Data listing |

-*-*-

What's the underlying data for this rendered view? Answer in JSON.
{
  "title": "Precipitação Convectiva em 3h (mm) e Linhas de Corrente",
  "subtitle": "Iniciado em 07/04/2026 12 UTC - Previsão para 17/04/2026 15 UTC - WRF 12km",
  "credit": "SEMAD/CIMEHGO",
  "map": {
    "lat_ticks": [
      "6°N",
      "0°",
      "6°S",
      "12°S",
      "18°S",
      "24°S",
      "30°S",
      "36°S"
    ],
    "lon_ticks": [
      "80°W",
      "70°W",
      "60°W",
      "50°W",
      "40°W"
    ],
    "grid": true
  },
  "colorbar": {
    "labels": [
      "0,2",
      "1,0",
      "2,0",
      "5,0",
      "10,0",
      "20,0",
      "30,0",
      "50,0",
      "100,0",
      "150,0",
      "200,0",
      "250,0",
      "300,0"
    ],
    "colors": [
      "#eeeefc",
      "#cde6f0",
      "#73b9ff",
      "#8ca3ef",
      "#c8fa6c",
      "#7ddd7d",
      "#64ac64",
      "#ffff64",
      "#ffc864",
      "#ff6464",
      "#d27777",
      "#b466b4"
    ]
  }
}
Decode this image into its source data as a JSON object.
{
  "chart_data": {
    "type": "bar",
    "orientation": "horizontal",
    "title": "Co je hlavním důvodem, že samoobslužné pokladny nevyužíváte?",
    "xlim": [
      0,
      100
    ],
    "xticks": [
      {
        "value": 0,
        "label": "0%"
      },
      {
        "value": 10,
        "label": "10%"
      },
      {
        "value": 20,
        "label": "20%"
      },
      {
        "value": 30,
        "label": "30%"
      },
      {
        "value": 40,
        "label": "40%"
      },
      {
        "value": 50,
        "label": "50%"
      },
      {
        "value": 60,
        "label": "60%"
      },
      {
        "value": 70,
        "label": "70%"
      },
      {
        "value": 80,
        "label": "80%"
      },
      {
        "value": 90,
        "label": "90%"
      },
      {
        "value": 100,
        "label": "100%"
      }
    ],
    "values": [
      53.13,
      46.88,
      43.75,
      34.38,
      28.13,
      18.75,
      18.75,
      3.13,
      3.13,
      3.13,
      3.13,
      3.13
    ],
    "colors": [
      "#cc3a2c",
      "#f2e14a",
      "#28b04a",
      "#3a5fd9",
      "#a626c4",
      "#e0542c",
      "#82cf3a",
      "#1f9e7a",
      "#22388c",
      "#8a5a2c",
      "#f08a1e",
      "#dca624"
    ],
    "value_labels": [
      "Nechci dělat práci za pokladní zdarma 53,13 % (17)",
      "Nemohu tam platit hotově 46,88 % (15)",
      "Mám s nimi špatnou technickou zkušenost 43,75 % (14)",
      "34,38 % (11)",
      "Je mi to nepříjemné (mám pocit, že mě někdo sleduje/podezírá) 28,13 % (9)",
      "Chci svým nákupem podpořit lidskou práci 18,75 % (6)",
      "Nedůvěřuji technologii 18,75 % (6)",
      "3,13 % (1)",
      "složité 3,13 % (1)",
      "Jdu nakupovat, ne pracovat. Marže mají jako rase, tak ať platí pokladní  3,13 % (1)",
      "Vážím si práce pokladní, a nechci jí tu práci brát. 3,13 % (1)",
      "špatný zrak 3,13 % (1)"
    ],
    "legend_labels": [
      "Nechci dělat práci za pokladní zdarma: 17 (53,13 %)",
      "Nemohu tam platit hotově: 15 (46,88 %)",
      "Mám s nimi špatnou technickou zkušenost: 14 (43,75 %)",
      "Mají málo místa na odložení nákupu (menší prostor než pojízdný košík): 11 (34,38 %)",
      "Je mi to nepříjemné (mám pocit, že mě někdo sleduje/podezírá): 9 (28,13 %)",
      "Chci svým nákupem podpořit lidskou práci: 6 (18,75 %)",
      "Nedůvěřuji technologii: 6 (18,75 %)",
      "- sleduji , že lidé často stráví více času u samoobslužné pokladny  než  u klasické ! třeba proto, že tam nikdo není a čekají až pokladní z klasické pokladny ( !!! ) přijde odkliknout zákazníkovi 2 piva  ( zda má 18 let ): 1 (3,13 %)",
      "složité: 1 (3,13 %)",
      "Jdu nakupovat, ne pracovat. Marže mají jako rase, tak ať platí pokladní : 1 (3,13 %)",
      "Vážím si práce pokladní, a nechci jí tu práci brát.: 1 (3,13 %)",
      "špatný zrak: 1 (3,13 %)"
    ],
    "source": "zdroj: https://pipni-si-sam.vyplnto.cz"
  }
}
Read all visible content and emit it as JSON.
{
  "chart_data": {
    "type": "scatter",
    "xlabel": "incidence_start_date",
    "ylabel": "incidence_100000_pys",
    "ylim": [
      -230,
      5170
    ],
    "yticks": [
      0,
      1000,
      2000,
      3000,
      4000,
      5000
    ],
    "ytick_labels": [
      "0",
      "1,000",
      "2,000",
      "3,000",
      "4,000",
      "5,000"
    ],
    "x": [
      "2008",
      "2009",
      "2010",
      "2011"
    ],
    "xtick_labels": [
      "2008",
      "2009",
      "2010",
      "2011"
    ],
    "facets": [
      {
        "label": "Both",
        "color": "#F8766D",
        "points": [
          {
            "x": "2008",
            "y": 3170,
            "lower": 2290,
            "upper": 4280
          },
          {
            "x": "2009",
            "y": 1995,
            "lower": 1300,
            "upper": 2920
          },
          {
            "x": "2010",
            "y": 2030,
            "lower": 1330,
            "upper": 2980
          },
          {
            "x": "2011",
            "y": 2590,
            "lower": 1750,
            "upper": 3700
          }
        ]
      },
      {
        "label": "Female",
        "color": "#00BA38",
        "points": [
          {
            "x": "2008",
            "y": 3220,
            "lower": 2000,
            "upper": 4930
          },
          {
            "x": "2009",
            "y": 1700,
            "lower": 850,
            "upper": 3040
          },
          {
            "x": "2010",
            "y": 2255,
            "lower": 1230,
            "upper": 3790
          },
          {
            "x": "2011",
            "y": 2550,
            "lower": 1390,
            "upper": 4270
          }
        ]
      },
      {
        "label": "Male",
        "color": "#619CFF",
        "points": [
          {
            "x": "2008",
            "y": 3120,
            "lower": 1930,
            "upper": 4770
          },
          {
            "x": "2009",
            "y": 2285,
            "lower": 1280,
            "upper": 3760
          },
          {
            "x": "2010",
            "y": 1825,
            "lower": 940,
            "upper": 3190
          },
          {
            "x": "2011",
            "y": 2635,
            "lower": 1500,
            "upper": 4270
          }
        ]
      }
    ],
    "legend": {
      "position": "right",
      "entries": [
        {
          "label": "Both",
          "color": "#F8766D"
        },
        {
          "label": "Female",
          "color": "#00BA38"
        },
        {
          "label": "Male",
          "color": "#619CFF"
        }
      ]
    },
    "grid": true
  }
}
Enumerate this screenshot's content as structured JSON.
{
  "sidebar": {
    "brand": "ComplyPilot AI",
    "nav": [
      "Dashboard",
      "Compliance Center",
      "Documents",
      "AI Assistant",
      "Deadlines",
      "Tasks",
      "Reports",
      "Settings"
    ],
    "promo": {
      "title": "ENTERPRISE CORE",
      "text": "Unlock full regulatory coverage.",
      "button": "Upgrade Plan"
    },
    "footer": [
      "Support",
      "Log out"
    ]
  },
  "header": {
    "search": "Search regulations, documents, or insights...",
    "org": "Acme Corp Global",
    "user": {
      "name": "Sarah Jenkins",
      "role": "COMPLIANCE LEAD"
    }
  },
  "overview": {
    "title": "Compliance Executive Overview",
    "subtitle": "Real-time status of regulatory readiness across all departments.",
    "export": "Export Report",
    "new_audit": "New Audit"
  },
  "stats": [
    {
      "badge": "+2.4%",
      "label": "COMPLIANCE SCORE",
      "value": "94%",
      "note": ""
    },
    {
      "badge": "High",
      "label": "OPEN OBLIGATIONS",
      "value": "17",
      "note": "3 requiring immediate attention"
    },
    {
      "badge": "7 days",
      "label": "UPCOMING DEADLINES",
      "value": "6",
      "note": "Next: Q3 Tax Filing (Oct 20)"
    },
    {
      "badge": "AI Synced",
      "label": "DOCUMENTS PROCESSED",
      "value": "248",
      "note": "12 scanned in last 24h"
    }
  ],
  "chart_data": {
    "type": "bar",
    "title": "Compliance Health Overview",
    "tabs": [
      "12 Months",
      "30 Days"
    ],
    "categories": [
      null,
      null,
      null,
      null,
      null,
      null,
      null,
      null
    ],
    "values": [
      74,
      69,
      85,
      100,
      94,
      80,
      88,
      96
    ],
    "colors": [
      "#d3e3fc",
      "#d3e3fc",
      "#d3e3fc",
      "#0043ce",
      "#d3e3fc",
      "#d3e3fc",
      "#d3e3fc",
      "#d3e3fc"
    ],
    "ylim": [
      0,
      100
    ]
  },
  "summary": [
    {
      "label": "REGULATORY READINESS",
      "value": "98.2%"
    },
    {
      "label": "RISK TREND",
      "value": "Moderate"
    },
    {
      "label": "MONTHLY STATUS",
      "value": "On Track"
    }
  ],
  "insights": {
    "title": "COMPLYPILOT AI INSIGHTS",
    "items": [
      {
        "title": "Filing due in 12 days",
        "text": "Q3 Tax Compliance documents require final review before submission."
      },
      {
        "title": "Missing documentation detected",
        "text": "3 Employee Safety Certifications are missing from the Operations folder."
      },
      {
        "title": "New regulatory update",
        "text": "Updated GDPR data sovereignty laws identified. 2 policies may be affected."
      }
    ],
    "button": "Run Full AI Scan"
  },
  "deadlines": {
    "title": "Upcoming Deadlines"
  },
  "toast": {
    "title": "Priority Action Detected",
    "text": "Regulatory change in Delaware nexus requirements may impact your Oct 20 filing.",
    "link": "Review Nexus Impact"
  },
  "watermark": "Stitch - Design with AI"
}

-*-*-

TO DO |
Using the listing above, return all lines where the word "badge" occurs.

FINAL ANSWER |
      "badge": "+2.4%",
      "badge": "High",
      "badge": "7 days",
      "badge": "AI Synced",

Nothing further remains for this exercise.